begin Exercise material

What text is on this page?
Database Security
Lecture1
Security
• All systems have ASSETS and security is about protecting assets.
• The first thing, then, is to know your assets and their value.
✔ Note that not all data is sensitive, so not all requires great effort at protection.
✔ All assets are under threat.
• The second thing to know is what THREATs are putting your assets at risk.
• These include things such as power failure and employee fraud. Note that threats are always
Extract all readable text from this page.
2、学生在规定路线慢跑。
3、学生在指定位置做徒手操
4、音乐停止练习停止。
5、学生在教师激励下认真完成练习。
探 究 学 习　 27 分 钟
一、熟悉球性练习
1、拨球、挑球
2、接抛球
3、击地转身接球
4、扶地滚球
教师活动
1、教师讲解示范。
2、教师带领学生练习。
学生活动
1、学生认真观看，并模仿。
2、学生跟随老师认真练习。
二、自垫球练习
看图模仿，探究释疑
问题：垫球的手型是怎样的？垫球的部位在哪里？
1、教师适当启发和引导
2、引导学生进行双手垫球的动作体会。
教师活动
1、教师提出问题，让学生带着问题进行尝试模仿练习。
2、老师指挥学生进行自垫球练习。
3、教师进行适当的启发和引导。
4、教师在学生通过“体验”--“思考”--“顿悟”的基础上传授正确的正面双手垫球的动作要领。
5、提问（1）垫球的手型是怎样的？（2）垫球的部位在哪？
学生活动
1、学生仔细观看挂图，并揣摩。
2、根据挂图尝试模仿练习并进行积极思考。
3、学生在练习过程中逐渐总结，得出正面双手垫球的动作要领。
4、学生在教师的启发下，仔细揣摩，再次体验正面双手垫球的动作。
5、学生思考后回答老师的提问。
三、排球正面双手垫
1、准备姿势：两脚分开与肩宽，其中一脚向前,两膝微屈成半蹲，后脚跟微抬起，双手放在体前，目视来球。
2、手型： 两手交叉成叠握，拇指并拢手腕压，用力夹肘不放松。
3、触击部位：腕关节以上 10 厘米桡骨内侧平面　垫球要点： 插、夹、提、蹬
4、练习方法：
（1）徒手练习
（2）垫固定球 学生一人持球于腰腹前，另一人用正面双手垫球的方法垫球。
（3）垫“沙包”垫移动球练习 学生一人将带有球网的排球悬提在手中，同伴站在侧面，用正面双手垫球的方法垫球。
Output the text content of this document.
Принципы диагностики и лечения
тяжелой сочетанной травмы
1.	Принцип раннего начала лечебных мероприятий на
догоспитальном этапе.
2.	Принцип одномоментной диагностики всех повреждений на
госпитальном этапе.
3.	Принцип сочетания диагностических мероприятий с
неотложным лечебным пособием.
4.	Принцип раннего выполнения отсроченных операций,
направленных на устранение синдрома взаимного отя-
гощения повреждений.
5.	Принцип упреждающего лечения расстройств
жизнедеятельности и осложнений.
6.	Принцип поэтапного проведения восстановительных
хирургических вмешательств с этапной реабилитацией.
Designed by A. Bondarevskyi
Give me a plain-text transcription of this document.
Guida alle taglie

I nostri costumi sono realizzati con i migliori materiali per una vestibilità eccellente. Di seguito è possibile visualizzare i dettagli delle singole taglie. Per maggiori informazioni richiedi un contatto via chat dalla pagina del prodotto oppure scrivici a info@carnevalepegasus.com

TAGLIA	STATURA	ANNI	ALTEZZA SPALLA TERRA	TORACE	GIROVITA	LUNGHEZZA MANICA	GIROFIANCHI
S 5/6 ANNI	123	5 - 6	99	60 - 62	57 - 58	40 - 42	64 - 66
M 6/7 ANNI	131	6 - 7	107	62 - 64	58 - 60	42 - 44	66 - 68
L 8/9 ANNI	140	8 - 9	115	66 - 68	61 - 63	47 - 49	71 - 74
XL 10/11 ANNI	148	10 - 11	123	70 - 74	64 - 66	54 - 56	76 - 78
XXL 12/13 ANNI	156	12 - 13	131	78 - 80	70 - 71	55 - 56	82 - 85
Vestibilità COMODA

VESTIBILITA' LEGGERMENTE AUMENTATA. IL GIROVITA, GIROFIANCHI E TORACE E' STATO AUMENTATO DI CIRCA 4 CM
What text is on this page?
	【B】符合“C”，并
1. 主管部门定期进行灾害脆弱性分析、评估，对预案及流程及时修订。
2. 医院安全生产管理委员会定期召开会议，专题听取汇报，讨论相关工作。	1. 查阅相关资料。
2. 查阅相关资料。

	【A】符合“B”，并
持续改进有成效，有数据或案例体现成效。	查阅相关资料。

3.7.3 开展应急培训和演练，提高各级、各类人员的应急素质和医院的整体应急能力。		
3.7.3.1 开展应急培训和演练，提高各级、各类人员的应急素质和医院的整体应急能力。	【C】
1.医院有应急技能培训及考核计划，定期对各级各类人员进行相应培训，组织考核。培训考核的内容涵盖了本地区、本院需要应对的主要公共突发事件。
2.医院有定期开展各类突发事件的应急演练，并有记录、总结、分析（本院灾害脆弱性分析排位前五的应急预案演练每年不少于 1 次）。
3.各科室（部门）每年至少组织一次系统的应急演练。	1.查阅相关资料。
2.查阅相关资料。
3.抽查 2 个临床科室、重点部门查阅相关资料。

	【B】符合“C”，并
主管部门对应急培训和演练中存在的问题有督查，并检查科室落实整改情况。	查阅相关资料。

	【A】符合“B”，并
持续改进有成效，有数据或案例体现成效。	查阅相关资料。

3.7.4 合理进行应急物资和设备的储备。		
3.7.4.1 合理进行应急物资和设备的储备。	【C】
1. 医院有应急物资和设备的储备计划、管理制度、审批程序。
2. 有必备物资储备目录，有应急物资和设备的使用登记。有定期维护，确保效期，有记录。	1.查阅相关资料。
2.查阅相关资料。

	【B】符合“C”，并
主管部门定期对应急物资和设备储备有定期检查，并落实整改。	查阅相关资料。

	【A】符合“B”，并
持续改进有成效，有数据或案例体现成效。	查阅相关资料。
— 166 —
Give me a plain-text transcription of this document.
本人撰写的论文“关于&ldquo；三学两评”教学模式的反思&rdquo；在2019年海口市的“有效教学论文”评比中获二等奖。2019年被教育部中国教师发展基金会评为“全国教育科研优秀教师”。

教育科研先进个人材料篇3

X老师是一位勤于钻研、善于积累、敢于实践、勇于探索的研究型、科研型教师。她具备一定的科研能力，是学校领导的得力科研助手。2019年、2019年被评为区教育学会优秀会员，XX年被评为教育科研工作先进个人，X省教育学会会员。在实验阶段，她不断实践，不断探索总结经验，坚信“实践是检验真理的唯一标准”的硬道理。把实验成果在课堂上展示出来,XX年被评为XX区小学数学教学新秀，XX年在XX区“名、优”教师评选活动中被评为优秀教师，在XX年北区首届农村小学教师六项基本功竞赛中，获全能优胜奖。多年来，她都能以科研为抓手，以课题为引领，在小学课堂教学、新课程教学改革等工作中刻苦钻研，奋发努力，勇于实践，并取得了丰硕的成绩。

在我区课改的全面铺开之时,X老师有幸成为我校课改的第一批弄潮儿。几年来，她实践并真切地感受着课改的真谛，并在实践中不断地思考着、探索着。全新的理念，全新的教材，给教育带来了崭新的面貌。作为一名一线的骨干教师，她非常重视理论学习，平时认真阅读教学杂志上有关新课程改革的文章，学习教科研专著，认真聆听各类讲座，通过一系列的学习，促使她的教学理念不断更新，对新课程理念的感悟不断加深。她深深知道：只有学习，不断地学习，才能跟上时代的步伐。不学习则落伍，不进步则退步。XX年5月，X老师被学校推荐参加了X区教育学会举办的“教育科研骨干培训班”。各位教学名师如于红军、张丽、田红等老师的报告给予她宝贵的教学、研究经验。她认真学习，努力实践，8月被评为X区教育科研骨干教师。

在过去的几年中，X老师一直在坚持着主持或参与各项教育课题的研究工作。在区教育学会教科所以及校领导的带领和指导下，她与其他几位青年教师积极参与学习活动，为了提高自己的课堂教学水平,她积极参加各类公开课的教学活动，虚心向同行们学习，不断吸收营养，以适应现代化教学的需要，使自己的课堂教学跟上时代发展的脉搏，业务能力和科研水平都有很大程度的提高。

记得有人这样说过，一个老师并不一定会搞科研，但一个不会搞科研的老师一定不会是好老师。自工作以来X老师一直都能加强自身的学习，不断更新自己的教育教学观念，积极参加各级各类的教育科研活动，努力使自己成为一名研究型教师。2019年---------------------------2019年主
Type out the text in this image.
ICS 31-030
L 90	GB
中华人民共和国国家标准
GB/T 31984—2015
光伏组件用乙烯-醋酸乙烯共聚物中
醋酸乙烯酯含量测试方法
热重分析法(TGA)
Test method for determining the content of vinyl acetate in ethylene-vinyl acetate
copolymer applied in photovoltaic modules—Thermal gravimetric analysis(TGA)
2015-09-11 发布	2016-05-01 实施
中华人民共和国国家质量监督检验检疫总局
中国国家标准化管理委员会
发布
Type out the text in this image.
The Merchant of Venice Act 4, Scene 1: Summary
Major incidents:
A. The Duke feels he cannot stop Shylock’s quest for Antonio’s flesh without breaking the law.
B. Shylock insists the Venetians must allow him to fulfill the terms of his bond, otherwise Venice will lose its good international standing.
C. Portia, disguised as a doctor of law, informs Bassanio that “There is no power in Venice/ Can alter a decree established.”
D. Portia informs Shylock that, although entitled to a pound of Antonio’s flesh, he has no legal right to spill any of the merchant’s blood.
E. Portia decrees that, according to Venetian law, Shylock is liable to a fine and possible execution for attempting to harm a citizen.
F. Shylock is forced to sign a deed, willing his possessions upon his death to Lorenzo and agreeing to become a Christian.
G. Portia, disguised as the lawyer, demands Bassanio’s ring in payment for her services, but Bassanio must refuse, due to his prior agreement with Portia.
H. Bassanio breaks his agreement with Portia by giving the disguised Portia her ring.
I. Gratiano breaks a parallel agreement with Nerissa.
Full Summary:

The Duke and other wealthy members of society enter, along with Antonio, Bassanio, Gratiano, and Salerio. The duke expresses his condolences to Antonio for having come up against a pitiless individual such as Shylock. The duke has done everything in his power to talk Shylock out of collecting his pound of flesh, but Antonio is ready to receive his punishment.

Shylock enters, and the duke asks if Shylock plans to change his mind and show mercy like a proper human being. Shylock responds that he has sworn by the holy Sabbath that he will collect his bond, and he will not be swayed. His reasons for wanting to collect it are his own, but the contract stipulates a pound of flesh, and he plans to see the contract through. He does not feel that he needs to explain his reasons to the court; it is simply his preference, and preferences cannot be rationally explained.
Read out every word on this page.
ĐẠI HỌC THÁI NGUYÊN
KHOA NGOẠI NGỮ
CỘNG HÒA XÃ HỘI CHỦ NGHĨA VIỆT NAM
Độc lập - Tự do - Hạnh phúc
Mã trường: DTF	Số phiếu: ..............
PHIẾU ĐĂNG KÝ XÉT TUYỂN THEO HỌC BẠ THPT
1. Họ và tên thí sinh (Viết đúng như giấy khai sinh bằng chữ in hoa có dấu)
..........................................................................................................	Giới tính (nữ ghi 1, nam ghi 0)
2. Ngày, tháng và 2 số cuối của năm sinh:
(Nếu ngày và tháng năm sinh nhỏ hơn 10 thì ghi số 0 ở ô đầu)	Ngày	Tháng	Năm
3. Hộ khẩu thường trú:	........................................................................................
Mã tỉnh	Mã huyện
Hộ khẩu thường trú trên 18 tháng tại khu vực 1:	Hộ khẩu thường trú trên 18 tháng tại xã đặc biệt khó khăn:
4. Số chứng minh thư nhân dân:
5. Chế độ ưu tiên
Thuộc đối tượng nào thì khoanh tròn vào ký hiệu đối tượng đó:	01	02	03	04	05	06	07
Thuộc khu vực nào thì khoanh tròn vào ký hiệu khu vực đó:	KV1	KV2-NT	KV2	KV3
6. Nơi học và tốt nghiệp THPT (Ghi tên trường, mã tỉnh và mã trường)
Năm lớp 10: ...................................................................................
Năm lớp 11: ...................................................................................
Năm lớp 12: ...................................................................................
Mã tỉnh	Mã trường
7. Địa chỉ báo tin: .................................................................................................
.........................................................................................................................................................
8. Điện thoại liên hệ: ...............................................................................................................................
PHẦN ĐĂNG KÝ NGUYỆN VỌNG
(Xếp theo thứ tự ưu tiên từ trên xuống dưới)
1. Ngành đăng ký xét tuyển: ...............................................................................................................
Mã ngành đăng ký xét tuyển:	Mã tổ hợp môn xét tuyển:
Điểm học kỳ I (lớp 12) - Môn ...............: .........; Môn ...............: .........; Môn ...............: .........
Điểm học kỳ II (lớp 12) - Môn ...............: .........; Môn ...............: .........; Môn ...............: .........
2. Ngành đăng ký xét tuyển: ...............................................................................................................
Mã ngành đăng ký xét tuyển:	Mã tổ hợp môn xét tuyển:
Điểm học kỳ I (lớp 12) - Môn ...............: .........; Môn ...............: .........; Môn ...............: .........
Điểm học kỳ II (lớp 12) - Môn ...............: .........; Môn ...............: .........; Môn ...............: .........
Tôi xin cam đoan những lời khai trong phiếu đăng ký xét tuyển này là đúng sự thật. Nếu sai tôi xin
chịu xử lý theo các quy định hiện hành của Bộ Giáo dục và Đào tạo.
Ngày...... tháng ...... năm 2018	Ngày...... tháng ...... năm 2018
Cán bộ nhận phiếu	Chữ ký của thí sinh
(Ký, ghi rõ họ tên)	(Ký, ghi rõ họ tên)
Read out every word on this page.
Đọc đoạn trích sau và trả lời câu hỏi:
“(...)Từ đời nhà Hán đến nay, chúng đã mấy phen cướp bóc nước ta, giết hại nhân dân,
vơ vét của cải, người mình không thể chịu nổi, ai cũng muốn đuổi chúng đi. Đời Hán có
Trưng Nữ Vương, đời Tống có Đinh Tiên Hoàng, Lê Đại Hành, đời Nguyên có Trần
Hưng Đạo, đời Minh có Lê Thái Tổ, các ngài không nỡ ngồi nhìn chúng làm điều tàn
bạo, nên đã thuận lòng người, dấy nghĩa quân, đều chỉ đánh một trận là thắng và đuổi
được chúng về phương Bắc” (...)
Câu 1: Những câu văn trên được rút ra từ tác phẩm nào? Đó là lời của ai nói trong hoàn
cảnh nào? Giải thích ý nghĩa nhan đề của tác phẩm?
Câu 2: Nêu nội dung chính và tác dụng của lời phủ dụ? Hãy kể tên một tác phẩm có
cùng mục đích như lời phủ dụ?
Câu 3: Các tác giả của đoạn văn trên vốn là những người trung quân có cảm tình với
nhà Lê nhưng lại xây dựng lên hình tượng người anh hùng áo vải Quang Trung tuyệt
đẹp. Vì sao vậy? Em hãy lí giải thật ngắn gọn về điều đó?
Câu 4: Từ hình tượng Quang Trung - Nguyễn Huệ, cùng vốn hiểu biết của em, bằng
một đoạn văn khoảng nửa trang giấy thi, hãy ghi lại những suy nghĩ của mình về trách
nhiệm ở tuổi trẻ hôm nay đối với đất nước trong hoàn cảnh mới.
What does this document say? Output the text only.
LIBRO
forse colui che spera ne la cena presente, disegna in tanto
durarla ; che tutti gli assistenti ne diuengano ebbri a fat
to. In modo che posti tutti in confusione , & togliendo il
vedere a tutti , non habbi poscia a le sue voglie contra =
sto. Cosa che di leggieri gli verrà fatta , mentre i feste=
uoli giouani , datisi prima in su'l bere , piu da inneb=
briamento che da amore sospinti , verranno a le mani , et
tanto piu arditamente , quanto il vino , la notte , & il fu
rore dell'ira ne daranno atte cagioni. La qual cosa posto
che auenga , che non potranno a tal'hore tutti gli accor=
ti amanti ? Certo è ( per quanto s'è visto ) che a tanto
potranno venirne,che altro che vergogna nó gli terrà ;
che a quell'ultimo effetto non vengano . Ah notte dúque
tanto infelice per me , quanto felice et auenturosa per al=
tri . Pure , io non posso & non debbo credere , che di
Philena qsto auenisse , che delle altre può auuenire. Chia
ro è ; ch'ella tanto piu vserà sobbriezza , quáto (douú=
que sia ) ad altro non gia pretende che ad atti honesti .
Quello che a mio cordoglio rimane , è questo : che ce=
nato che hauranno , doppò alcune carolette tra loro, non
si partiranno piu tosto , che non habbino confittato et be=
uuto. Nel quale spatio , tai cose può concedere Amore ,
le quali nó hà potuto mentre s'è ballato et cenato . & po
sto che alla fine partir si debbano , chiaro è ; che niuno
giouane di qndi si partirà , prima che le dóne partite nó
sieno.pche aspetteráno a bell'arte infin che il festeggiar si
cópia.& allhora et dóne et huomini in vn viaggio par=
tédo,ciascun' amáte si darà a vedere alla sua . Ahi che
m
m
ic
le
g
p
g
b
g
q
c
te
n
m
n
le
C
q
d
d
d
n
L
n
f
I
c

end Exercise material

◆ **What this task involves**
Report only a number: how many lines in the material above contain the string "GIROVITA".

◆ **Answer to the task**
2